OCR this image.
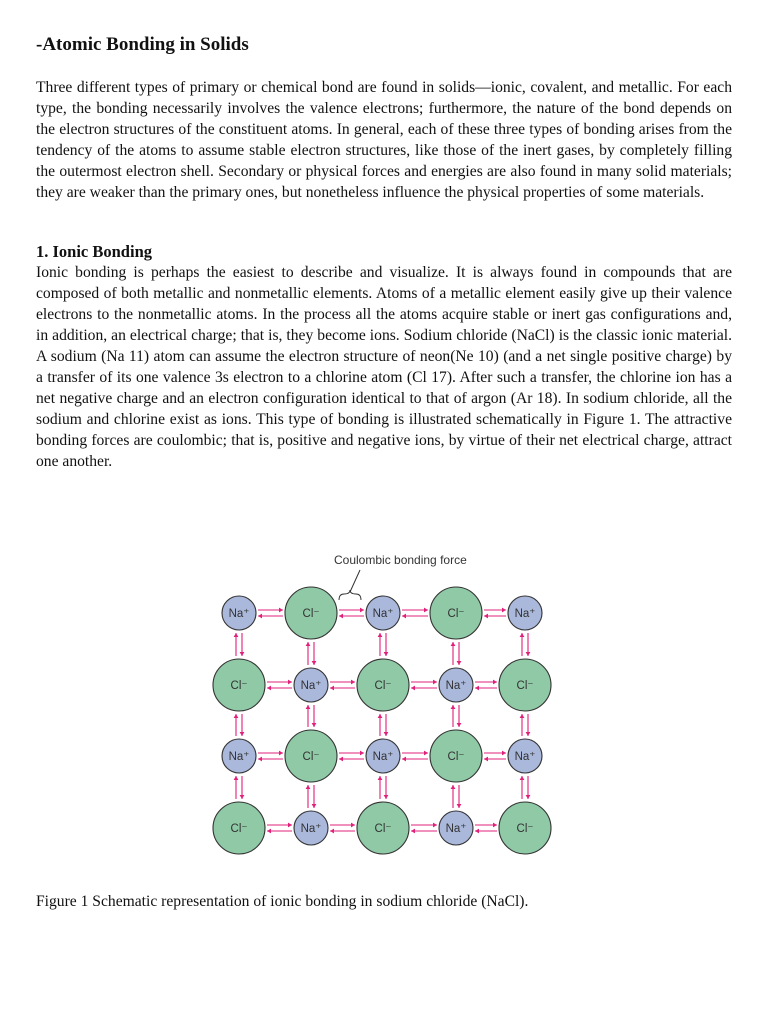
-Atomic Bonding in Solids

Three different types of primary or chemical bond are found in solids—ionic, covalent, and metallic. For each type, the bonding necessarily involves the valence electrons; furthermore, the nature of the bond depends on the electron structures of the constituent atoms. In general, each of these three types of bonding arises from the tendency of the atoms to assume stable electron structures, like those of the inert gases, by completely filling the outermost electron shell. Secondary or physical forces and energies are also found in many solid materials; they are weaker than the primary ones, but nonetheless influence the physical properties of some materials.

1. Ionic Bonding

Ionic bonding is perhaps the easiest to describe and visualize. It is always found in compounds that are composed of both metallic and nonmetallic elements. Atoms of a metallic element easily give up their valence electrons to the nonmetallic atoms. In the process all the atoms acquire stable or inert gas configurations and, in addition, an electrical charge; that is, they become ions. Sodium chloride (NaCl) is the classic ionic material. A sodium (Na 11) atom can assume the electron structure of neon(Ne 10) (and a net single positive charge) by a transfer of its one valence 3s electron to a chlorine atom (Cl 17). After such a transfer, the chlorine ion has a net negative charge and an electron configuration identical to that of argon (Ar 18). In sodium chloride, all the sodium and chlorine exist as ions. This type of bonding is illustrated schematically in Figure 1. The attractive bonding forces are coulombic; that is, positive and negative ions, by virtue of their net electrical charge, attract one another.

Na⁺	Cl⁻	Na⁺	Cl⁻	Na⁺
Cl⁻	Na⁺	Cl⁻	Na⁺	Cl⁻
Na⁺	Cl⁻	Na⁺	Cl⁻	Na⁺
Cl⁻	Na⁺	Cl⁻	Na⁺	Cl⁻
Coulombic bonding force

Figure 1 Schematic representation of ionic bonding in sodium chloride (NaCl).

..........

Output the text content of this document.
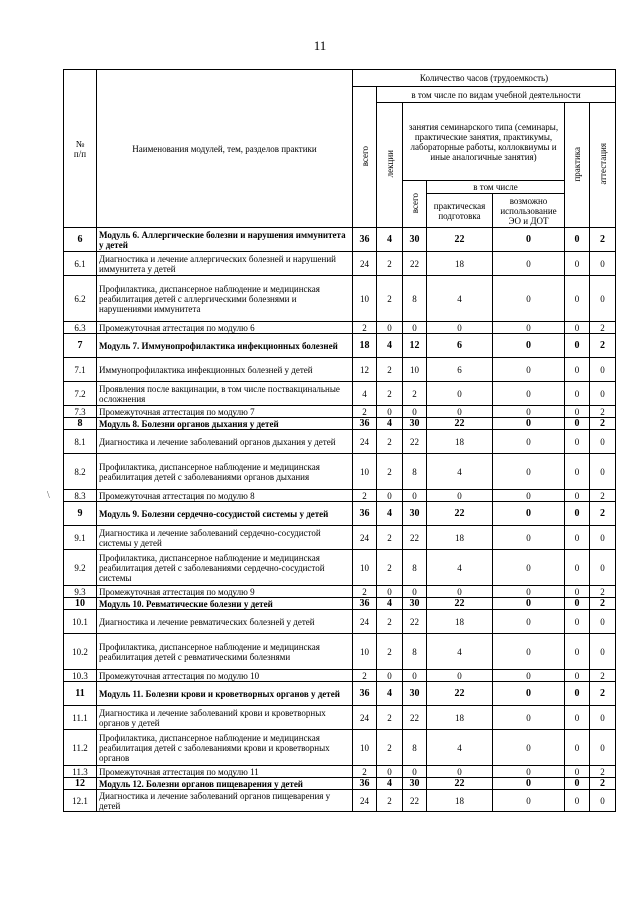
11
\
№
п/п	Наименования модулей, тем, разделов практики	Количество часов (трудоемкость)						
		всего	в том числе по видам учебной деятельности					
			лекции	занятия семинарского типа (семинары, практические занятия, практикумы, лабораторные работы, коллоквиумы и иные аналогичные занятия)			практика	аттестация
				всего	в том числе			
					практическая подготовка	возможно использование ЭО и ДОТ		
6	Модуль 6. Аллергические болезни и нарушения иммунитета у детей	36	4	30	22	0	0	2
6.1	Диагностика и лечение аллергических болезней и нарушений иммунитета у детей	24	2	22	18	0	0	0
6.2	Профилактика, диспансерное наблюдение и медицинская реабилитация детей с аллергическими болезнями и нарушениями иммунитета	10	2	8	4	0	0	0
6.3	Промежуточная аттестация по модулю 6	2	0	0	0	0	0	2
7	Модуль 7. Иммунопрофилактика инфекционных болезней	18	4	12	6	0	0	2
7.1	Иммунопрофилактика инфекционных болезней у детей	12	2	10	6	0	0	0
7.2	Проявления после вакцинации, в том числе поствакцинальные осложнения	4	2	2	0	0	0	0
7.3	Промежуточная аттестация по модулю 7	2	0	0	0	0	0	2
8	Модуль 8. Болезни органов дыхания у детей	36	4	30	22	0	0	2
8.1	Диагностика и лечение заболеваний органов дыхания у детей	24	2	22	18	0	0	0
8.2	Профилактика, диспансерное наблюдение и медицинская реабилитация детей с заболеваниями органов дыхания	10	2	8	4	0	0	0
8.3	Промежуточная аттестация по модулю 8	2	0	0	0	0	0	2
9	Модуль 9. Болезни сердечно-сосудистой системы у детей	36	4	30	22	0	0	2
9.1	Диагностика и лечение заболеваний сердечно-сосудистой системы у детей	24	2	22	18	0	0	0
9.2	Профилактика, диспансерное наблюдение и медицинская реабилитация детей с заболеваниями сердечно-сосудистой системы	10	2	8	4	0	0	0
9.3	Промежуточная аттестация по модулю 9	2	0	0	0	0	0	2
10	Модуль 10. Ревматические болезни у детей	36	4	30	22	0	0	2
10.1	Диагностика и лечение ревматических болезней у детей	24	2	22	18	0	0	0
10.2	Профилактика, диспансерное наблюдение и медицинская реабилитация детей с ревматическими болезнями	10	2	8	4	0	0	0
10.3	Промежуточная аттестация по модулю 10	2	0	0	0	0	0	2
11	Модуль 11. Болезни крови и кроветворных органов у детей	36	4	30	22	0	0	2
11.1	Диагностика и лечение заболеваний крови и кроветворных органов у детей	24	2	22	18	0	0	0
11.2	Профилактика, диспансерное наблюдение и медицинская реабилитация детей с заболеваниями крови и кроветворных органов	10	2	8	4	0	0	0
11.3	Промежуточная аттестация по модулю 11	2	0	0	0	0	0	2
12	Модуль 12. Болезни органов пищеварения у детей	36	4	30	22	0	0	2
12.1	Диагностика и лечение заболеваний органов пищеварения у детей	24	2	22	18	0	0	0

..........

Aim
Gather up every line from the listing above in which the word "пищеварения" occurs.

Output of the exercise
12	Модуль 12. Болезни органов пищеварения у детей	36	4	30	22	0	0	2
12.1	Диагностика и лечение заболеваний органов пищеварения у детей	24	2	22	18	0	0	0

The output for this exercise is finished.